▶ _Text provided_:
+--

Reviewed-by: Brian Foster <bfoster@redhat.com>

>  fs/xfs/libxfs/xfs_trans_inode.c |  2 ++
>  fs/xfs/xfs_icache.c             |  3 ++-
>  fs/xfs/xfs_inode.c              | 25 ++++++++++++++++++++++---
>  3 files changed, 26 insertions(+), 4 deletions(-)
> 
> diff --git a/fs/xfs/libxfs/xfs_trans_inode.c b/fs/xfs/libxfs/xfs_trans_inode.c
> index b5dfb66548422..4504d215cd590 100644
> --- a/fs/xfs/libxfs/xfs_trans_inode.c
> +++ b/fs/xfs/libxfs/xfs_trans_inode.c
> @@ -36,6 +36,7 @@ xfs_trans_ijoin(
>  
>  	ASSERT(iip->ili_lock_flags == 0);
>  	iip->ili_lock_flags = lock_flags;
> +	ASSERT(!xfs_iflags_test(ip, XFS_ISTALE));
>  
>  	/*
>  	 * Get a log_item_desc to point at the new item.
> @@ -89,6 +90,7 @@ xfs_trans_log_inode(
>  
>  	ASSERT(ip->i_itemp != NULL);
>  	ASSERT(xfs_isilocked(ip, XFS_ILOCK_EXCL));
> +	ASSERT(!xfs_iflags_test(ip, XFS_ISTALE));
>  
>  	/*
>  	 * Don't bother with i_lock for the I_DIRTY_TIME check here, as races
> diff --git a/fs/xfs/xfs_icache.c b/fs/xfs/xfs_icache.c
> index 0a5ac6f9a5834..dbba4c1946386 100644
> --- a/fs/xfs/xfs_icache.c
> +++ b/fs/xfs/xfs_icache.c
> @@ -1141,7 +1141,7 @@ xfs_reclaim_inode(
>  			goto out_ifunlock;
>  		xfs_iunpin_wait(ip);
>  	}
> -	if (xfs_iflags_test(ip, XFS_ISTALE) || xfs_inode_clean(ip)) {
> +	if (xfs_inode_clean(ip)) {
>  		xfs_ifunlock(ip);
>  		goto reclaim;
>  	}
> @@ -1228,6 +1228,7 @@ xfs_reclaim_inode(
>  	xfs_ilock(ip, XFS_ILOCK_EXCL);
>  	xfs_qm_dqdetach(ip);
>  	xfs_iunlock(ip, XFS_ILOCK_EXCL);
> +	ASSERT(xfs_inode_clean(ip));
>  
>  	__xfs_inode_free(ip);
>  	return error;
> diff --git a/fs/xfs/xfs_inode.c b/fs/xfs/xfs_inode.c
> index 64f5f9a440aed..53a1d64782c35 100644
> --- a/fs/xfs/xfs_inode.c
> +++ b/fs/xfs/xfs_inode.c
> @@ -1740,10 +1740,31 @@ xfs_inactive_ifree(
>  		return error;
>  	}
>  
> +	/*
> +	 * We do not hold the inode locked across the entire rolling transaction
> +	 * here. We only need to hold it for the first transaction that
> +	 * xfs_ifree() builds, which may mark the inode XFS_ISTALE if the
> +	 * underlying cluster buffer is freed. Relogging an XFS_ISTALE inode
> +	 * here breaks the relationship between cluster buffer invalidation and
> +	 * stale inode invalidation on cluster buffer item journal commit
> +	 * completion, and can result in leaving dirty stale inodes hanging
> +	 * around in memory.

+--

▶ _Objectives_:
**A.** Condense the block of the XFS patch review that begins "diff --git a/fs/xfs/xfs_icache.c" into a short bulleted list that retains its main facts.
**B.** Print the passage of the XFS patch review that begins at the words "Reviewed-by: Brian Foster" and ends after the words "insertions(+), 4 deletions(-)".
**C.** Summarize the XFS patch review in three sentences.

Labeled region entries:
+--

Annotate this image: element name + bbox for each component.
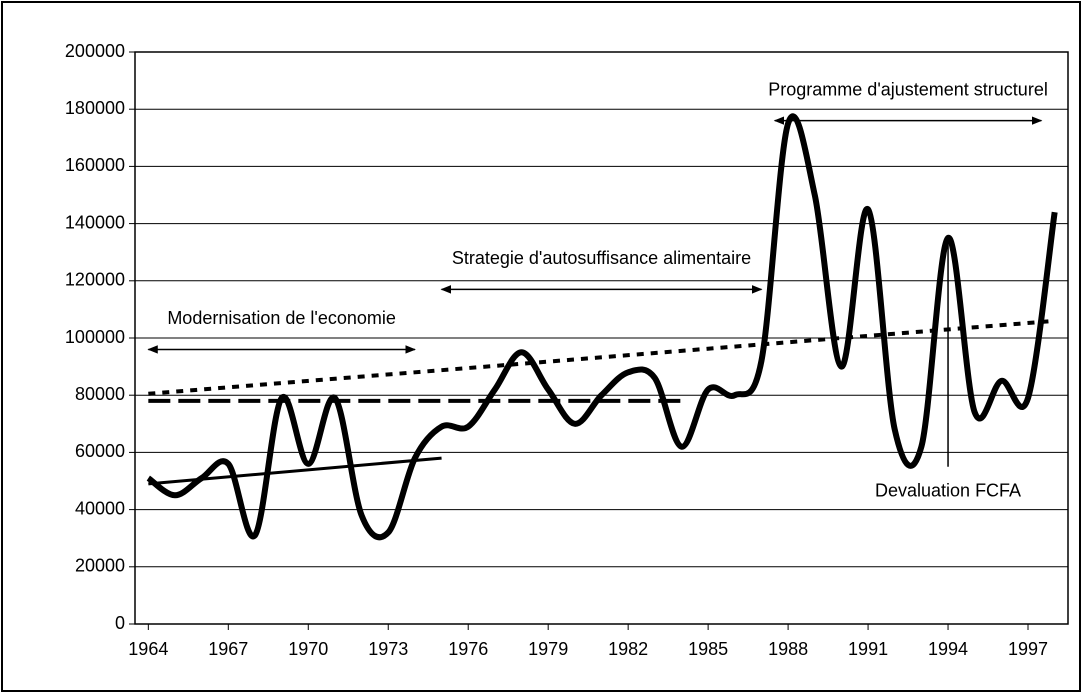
x-tick-label: 1964	[128, 639, 168, 659]
x-tick-label: 1985	[688, 639, 728, 659]
x-tick-label: 1967	[208, 639, 248, 659]
y-tick-label: 120000	[65, 270, 125, 290]
x-tick-label: 1988	[768, 639, 808, 659]
y-tick-label: 20000	[75, 556, 125, 576]
y-tick-label: 0	[115, 613, 125, 633]
y-tick-label: 80000	[75, 384, 125, 404]
y-tick-label: 100000	[65, 327, 125, 347]
y-tick-label: 40000	[75, 498, 125, 518]
x-tick-label: 1979	[528, 639, 568, 659]
period-label: Programme d'ajustement structurel	[768, 79, 1048, 99]
y-tick-label: 200000	[65, 41, 125, 61]
y-tick-label: 60000	[75, 441, 125, 461]
x-tick-label: 1973	[368, 639, 408, 659]
x-tick-label: 1994	[928, 639, 968, 659]
data-line	[146, 113, 1058, 541]
y-tick-label: 160000	[65, 155, 125, 175]
trend-line	[148, 318, 1055, 396]
x-tick-label: 1982	[608, 639, 648, 659]
x-tick-label: 1991	[848, 639, 888, 659]
x-tick-label: 1970	[288, 639, 328, 659]
y-tick-label: 180000	[65, 98, 125, 118]
period-label: Strategie d'autosuffisance alimentaire	[452, 248, 751, 268]
x-tick-label: 1997	[1008, 639, 1048, 659]
event-label: Devaluation FCFA	[875, 480, 1021, 500]
y-tick-label: 140000	[65, 212, 125, 232]
plot-area	[134, 51, 1069, 625]
x-tick-label: 1976	[448, 639, 488, 659]
period-label: Modernisation de l'economie	[167, 308, 396, 328]
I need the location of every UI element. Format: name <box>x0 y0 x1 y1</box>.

+--

▶ _Full solutions_:
**A.**
- The change applies to fs/xfs/xfs_icache.c, in the function xfs_reclaim_inode.
- The condition that sends the inode to reclaim no longer tests for XFS_ISTALE. It now checks only xfs_inode_clean(ip).
- A new assertion, ASSERT(xfs_inode_clean(ip)), is placed after the inode is unlocked and before __xfs_inode_free(ip) is called.

**B.**
Reviewed-by: Brian Foster <bfoster@redhat.com>

>  fs/xfs/libxfs/xfs_trans_inode.c |  2 ++
>  fs/xfs/xfs_icache.c             |  3 ++-
>  fs/xfs/xfs_inode.c              | 25 ++++++++++++++++++++++---
>  3 files changed, 26 insertions(+), 4 deletions(-)

**C.** Brian Foster gives a Reviewed-by for a patch that changes three XFS files, with 26 insertions and 4 deletions. The patch adds assertions that an inode is not marked XFS_ISTALE in xfs_trans_ijoin and xfs_trans_log_inode. It also removes the XFS_ISTALE test from the reclaim condition in xfs_reclaim_inode, asserts that the inode is clean before it is freed, and adds a comment in xfs_inactive_ifree explaining that relogging an XFS_ISTALE inode can leave dirty stale inodes in memory.